Items listed in a dataset
╭──
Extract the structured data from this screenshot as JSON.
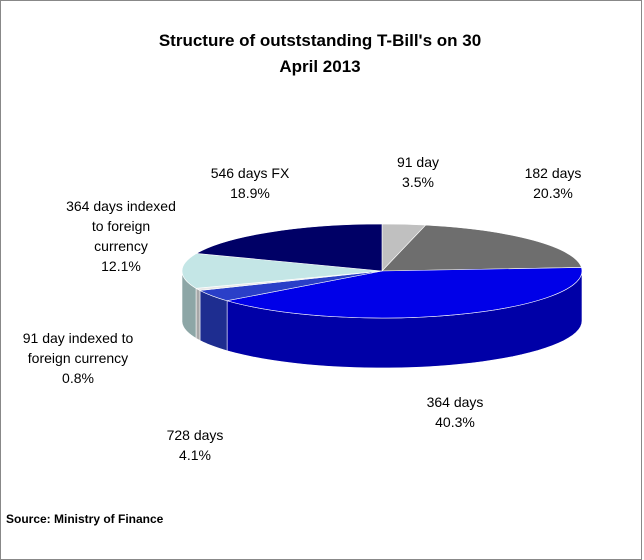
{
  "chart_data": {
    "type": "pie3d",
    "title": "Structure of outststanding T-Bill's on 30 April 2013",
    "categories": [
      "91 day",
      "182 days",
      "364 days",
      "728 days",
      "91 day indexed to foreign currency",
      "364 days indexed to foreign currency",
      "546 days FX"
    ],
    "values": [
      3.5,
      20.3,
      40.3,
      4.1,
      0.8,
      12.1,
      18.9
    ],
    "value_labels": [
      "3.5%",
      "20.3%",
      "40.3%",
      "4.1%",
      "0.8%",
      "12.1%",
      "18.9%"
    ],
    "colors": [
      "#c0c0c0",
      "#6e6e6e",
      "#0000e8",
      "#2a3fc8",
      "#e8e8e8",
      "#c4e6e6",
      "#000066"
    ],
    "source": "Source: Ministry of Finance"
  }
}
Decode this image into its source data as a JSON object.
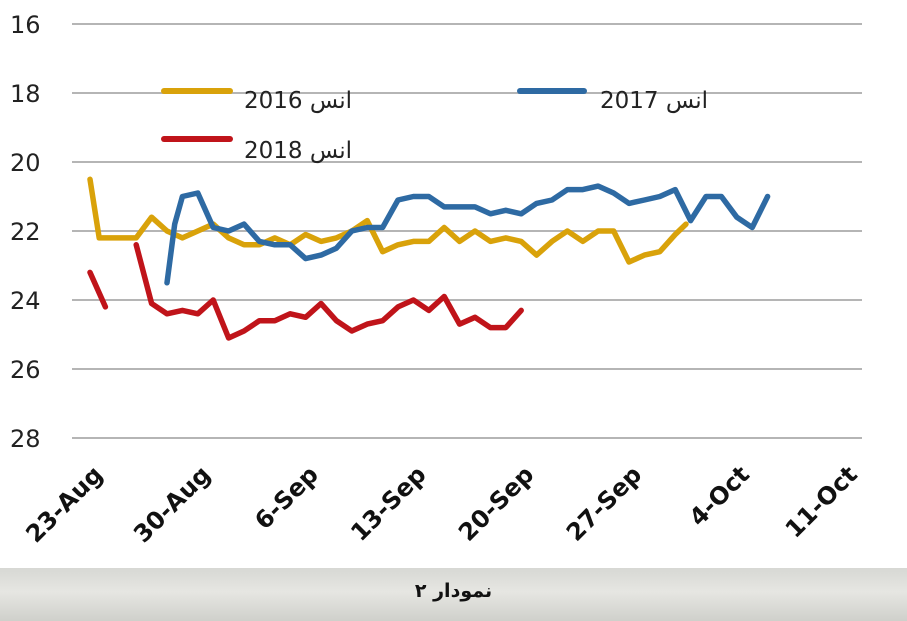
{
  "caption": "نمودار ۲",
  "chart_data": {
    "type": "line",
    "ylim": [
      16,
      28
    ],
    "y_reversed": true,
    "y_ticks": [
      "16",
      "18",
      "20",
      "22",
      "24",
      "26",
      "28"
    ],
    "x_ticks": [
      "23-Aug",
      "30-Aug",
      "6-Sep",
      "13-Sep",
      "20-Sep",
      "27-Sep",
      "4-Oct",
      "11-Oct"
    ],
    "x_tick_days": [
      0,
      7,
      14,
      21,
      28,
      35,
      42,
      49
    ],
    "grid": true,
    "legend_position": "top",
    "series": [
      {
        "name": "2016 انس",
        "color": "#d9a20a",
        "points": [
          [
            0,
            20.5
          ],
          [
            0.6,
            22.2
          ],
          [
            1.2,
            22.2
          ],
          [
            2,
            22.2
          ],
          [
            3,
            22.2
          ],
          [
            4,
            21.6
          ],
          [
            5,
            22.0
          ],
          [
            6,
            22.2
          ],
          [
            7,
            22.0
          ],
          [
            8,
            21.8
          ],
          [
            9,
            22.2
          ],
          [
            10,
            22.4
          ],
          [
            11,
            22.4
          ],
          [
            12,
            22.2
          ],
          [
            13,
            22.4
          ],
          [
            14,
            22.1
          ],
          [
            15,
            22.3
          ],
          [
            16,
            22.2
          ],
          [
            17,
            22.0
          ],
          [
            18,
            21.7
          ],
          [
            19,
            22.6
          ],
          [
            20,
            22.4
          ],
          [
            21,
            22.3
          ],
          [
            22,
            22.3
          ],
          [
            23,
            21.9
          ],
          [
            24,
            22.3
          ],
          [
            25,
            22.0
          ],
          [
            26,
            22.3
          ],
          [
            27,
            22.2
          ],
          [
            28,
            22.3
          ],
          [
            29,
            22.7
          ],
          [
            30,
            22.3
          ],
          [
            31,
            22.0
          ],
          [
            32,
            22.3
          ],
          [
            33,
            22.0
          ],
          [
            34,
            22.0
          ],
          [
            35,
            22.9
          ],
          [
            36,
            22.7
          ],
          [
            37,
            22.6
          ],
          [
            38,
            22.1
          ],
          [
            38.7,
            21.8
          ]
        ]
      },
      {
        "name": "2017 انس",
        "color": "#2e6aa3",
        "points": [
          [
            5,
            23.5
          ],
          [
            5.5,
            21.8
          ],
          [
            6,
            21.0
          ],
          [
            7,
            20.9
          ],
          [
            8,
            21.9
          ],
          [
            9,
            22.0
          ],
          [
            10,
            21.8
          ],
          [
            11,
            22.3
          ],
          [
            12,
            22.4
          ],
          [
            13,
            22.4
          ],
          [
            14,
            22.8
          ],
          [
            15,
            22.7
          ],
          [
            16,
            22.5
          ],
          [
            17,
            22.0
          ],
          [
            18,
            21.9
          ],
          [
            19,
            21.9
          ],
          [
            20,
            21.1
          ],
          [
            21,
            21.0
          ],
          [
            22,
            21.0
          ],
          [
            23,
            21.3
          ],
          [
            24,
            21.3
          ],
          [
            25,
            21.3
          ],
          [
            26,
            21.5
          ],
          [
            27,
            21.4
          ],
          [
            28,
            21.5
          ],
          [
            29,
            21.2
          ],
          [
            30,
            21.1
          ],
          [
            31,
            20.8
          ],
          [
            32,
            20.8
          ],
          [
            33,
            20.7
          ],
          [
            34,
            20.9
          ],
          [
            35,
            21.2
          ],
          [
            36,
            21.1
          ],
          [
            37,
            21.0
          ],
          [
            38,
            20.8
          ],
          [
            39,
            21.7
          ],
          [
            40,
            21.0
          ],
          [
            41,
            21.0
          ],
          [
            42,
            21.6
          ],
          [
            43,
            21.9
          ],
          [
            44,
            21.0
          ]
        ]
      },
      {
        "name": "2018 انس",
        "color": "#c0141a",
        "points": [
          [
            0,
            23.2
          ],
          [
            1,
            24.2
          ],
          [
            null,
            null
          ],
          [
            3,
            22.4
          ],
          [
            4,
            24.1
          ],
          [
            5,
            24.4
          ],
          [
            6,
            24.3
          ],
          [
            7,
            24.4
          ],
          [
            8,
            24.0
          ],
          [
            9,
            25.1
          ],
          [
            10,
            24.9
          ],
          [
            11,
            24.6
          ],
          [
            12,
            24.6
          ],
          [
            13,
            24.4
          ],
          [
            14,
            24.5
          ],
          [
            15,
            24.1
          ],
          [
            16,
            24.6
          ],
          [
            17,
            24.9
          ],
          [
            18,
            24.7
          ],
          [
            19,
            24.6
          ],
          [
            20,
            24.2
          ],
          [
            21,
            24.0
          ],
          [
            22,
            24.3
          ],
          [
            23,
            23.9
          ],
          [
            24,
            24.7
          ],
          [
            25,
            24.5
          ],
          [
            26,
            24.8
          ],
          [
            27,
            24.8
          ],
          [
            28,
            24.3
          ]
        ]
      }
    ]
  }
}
╰──
╭──
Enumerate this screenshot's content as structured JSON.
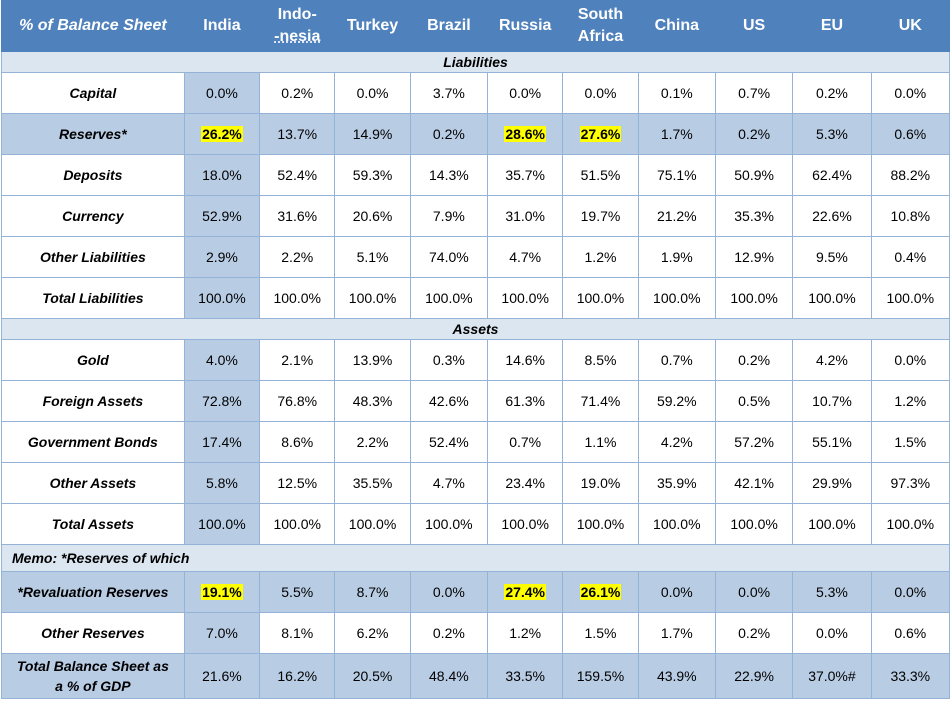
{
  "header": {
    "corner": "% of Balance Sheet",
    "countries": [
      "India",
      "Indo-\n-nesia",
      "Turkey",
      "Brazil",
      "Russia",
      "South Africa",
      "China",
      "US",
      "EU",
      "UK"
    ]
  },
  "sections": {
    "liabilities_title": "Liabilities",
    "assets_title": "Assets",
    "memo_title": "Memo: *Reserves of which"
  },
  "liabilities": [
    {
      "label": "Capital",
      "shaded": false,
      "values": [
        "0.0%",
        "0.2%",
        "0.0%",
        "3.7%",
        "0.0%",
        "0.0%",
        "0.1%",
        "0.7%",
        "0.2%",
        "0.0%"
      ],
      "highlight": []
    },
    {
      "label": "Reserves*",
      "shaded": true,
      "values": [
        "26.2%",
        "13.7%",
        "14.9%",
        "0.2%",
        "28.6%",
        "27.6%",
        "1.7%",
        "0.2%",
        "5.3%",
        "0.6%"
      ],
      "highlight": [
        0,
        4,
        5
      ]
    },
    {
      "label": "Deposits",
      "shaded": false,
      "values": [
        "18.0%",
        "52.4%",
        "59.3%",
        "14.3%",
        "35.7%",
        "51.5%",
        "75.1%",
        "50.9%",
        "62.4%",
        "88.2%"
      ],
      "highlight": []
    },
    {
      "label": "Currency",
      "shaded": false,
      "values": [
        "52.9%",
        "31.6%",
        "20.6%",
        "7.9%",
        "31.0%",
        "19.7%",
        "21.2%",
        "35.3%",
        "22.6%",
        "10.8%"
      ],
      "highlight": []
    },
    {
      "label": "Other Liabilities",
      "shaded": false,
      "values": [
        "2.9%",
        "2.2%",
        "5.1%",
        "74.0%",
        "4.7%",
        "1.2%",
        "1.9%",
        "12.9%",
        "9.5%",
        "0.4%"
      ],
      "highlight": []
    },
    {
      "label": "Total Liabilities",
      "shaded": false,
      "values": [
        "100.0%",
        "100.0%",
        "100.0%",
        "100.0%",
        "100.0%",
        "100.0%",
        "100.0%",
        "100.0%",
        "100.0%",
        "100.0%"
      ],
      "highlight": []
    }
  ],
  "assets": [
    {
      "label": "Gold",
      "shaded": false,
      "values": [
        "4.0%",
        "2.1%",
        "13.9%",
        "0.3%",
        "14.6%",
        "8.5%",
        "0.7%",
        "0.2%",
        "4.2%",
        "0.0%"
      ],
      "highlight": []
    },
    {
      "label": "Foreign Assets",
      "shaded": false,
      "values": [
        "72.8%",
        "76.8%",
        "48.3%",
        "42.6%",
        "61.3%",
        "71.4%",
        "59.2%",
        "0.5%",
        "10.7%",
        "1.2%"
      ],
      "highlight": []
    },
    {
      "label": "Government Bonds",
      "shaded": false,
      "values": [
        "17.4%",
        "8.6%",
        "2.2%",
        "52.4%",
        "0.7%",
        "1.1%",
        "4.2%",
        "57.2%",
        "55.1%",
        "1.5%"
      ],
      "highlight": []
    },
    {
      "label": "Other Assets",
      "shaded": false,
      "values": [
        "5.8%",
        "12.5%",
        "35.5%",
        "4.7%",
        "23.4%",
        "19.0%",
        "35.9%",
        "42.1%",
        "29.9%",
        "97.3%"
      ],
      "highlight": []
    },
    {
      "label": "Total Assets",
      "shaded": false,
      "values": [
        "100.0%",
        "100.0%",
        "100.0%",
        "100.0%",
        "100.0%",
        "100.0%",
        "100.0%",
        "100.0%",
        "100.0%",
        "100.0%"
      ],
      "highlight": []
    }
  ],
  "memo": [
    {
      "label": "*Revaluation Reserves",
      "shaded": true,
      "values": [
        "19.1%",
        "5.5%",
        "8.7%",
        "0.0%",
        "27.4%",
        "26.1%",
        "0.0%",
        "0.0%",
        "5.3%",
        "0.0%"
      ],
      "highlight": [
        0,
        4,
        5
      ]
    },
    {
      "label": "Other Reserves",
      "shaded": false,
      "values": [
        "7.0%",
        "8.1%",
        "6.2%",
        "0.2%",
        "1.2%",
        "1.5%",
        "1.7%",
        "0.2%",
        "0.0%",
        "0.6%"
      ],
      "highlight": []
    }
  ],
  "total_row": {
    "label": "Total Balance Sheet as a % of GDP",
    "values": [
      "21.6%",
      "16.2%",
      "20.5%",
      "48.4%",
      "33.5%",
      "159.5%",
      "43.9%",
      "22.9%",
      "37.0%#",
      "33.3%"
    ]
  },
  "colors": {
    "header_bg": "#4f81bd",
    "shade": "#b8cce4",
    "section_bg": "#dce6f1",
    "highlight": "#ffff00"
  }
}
╰──
• [Directions]: Only a number is needed: how many lines of the material above contain "screenshot"?

• [Written response]: 2